Malcolm Turnbull needs a circuit-breaker to rescue his national energy guarantee, revive his government’s direction and protect his leadership. As expected, finding an accommodation within the Coalition on climate and energy policy is proving even more difficult than satisfying the Labor premiers or Bill Shorten. This is hardly surprising given this has been the most hotly contested policy ground between the major parties for more than a decade. In 2013 the Coalition won in a landslide under Tony Abbott promising to repeal Labor’s carbon tax. Despite having made good on that promise, the government has seen the consequences of the renewable energy target and other climate policies push up power prices and undermine the reliability of the electricity grid. While emissions reductions (at differing levels) have remained as a bipartisan commitment, under both Mr Abbott and Mr Turnbull the Coalition has steadfastly avoided introducing a price on carbon, an emissions trading scheme or an emissions intensity scheme because it has understood its mandate.

The central problem for the Prime Minister now is that as the detail of his NEG is revealed, the public and his MPs have realised that it is a scheme whose primary purpose is to deliver reduced emissions in the electricity sector. The NEG’s positive attribute is that as well as enforcing and facilitating lower emissions it will place a premium on reliable or dispatchable electricity generation. Yet the fact it was designed to render the voluntary Paris targets enforceable under domestic law belled the cat — the driving force of the NEG is the emissions reduction target. What is more, because of the state and federal overlap in the National Electricity Market, the government’s slender lower house majority, a host of Coalition dissenters and fraught numbers in the Senate, realistically the NEG can succeed only with Labor support. Mr Turnbull is actually trying to deliver a bipartisan agreement to meet emissions reduction targets, a carbon copy of what he tried to do as opposition leader in 2009 when his colleagues revolted and installed Mr Abbott to change policy direction. Mr Turnbull’s highwire act is an attempt to deliver from government a similar climate compromise to that which undid him in opposition.

Little wonder that last night he moved to dump the government’s plans to legislate the 26 per cent Paris emissions reduction target. It was a capitulation to rebel MPs and ministers threatening to cross the floor and vote it down. Under the backdown, the 2015 climate change commitment would be retained but mandated through a ministerial order and only after advice from the competition regulator that it would not increase power prices.
● ● ● ● ●
#### WHAT TO PRODUCE
Can you reproduce the text on Malcolm Turnbull's national energy guarantee word for word, starting at "Little wonder that" and ending at "increase power prices."?

#### PROVIDED DATA
● ● ● ● ●
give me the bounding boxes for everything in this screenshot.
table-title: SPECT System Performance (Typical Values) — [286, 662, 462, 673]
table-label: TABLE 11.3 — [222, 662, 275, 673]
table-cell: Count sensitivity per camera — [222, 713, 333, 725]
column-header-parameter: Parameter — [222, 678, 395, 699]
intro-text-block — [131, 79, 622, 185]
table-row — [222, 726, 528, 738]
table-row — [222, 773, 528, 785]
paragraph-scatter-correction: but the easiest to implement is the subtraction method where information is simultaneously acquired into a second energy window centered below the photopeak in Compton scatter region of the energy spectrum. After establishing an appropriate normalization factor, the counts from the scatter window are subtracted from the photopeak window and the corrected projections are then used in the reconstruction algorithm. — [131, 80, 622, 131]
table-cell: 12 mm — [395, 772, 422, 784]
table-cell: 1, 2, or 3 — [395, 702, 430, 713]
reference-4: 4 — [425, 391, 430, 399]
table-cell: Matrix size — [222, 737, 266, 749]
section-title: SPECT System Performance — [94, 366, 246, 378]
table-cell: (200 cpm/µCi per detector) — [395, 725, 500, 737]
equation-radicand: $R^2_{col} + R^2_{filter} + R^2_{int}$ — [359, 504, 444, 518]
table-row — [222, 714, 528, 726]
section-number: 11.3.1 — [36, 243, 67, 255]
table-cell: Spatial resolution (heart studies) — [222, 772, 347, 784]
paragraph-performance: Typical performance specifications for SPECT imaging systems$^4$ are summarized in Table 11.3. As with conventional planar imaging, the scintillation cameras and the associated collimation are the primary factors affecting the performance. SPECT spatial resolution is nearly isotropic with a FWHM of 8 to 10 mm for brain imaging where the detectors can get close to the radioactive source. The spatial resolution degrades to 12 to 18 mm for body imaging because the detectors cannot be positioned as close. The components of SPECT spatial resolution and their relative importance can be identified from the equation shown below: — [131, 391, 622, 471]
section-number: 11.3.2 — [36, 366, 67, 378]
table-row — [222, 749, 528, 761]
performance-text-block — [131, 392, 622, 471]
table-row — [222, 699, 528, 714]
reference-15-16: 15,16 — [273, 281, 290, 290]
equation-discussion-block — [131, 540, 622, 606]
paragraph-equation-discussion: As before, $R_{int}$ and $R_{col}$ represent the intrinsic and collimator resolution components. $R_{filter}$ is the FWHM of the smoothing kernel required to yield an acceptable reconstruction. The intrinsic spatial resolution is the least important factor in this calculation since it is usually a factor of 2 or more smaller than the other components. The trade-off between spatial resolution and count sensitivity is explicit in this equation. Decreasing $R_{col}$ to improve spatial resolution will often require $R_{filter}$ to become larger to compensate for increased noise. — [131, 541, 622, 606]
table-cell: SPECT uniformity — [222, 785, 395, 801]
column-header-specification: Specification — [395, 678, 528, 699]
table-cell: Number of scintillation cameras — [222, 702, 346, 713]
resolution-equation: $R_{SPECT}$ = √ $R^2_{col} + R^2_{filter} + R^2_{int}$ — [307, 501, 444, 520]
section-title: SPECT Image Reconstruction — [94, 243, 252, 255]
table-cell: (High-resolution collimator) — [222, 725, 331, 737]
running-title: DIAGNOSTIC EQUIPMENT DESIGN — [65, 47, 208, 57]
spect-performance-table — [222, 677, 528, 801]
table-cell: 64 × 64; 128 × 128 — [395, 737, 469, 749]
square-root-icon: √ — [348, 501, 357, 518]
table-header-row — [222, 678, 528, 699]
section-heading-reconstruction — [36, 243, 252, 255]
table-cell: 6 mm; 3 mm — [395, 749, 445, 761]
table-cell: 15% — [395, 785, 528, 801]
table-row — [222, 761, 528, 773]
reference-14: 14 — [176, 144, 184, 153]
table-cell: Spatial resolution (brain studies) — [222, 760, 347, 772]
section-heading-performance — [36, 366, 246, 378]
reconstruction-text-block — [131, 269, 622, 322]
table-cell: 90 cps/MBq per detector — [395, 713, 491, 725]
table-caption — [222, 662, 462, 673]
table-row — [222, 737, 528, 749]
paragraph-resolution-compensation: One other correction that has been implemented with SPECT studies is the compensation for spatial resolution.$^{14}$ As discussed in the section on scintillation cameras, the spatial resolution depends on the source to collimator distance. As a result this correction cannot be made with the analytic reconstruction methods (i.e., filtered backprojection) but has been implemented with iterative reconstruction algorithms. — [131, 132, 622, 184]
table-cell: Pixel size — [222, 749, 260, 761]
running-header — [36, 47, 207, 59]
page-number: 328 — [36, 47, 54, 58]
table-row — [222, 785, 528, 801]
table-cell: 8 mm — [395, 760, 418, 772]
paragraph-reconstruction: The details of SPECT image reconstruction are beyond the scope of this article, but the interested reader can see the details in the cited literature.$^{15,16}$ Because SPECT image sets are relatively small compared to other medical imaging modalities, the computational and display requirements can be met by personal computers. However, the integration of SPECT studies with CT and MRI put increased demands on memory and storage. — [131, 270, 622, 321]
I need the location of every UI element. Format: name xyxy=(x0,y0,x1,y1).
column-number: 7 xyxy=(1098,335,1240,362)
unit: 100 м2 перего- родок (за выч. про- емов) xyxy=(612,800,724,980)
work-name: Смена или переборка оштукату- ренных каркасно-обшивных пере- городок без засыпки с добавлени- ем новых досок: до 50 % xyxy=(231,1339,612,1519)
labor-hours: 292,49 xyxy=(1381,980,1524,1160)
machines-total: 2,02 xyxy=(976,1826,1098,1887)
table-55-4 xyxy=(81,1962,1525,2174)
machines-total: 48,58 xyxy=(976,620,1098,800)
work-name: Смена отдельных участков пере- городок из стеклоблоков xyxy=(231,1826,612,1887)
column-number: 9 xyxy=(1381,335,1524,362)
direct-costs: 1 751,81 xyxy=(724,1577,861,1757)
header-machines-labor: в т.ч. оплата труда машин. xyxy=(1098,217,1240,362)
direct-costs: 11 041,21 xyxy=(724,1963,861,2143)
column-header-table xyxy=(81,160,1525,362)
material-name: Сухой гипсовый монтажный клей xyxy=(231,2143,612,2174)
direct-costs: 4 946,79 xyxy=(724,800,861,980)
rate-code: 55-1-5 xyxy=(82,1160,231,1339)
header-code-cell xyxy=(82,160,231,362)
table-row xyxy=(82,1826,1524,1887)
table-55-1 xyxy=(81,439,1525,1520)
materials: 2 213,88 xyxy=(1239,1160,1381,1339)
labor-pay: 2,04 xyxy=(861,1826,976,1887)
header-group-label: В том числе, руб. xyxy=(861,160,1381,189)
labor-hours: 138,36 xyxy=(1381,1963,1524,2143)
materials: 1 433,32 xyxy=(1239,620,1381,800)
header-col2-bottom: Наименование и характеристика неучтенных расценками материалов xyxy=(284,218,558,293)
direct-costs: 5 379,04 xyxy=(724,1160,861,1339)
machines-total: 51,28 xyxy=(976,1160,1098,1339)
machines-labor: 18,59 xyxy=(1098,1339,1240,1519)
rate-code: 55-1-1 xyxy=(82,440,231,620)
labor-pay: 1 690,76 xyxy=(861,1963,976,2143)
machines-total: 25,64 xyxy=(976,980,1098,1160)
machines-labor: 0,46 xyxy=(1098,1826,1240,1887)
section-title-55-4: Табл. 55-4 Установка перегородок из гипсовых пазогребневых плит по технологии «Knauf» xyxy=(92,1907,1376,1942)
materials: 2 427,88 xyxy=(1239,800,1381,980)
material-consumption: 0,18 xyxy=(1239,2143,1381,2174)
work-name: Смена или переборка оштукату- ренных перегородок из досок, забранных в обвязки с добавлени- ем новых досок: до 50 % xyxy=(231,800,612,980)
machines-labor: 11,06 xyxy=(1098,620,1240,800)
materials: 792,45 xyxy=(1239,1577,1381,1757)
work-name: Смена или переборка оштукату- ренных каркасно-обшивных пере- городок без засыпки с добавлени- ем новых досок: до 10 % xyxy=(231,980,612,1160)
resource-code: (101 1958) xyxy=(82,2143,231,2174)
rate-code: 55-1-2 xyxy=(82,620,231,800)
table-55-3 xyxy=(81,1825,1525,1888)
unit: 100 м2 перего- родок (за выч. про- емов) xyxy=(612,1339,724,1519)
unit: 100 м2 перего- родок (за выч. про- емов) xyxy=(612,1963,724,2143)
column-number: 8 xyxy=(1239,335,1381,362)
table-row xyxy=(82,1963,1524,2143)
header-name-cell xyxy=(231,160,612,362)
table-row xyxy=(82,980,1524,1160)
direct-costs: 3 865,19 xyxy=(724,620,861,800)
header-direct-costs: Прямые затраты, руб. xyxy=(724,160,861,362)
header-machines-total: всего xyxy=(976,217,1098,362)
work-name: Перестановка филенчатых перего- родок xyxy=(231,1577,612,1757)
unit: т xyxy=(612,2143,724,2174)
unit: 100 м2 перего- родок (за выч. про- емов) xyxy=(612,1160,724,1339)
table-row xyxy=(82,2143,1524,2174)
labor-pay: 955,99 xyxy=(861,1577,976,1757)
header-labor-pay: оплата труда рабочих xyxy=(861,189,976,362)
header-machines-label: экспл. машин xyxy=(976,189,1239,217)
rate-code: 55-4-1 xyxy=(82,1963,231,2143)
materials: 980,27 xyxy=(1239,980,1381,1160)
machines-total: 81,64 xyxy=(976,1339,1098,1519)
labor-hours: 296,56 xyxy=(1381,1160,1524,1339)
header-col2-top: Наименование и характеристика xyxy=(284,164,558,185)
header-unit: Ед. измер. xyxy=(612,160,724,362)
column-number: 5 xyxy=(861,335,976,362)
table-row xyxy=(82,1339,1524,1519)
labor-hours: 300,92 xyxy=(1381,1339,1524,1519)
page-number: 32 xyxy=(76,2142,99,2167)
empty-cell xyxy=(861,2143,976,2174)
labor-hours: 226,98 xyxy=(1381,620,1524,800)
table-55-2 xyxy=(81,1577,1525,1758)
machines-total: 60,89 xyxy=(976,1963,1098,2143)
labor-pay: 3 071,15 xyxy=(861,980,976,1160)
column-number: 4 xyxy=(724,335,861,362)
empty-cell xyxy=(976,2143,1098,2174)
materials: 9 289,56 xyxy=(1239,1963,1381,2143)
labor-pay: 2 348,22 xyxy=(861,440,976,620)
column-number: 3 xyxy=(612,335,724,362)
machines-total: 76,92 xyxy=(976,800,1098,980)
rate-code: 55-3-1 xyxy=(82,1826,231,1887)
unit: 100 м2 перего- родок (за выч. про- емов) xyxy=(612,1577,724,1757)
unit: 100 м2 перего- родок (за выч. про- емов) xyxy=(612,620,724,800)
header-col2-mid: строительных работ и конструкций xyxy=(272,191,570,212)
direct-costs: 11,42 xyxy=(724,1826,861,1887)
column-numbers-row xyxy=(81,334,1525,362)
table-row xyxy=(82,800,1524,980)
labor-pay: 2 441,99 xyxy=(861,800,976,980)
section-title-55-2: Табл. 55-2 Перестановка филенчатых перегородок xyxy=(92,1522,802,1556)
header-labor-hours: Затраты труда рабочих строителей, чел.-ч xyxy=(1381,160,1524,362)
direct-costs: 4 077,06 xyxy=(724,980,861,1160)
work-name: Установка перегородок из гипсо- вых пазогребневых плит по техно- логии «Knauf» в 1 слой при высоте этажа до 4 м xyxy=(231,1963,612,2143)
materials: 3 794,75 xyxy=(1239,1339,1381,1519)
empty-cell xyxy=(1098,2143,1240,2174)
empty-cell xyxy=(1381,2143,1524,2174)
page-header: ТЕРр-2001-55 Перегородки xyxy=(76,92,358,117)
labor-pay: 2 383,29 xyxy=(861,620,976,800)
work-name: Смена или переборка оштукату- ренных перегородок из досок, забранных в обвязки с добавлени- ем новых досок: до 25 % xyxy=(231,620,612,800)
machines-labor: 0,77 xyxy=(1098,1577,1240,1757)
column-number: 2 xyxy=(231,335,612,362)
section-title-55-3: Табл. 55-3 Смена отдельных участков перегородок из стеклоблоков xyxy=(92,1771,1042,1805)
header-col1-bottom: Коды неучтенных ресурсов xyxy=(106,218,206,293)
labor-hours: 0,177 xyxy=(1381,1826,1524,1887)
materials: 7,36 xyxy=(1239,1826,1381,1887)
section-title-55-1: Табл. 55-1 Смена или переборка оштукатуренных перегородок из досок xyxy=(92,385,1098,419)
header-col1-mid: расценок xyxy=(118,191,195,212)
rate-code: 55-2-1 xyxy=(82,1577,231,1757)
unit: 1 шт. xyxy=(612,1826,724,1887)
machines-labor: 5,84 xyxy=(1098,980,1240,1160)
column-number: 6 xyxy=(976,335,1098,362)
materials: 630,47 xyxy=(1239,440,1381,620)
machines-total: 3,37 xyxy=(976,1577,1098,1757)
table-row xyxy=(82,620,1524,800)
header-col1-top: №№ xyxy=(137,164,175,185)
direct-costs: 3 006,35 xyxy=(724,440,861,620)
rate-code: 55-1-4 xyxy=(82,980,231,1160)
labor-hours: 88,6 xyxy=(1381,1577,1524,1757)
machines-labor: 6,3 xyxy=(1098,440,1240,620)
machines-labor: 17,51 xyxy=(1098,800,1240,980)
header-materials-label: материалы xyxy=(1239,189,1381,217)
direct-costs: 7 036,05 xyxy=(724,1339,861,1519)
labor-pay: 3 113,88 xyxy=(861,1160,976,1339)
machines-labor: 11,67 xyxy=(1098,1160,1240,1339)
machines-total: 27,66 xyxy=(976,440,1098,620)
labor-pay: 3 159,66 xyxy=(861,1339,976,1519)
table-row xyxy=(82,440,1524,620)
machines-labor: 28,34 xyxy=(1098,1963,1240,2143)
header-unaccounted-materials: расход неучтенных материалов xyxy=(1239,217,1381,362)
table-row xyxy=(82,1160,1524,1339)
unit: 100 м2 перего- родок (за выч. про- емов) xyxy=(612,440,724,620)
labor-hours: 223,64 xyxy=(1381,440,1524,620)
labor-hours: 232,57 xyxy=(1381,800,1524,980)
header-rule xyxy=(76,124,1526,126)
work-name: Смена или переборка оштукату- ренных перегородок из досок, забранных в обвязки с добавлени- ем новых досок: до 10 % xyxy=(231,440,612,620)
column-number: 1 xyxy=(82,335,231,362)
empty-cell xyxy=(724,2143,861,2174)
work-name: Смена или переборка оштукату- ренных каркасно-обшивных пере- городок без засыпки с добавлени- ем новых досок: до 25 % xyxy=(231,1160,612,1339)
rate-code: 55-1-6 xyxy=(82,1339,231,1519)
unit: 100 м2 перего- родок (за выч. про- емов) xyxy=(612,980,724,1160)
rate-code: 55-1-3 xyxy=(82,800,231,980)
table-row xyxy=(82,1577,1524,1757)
● ● ● ● ●
#### FINAL RESULT
Little wonder that last night he moved to dump the government’s plans to legislate the 26 per cent Paris emissions reduction target. It was a capitulation to rebel MPs and ministers threatening to cross the floor and vote it down. Under the backdown, the 2015 climate change commitment would be retained but mandated through a ministerial order and only after advice from the competition regulator that it would not increase power prices.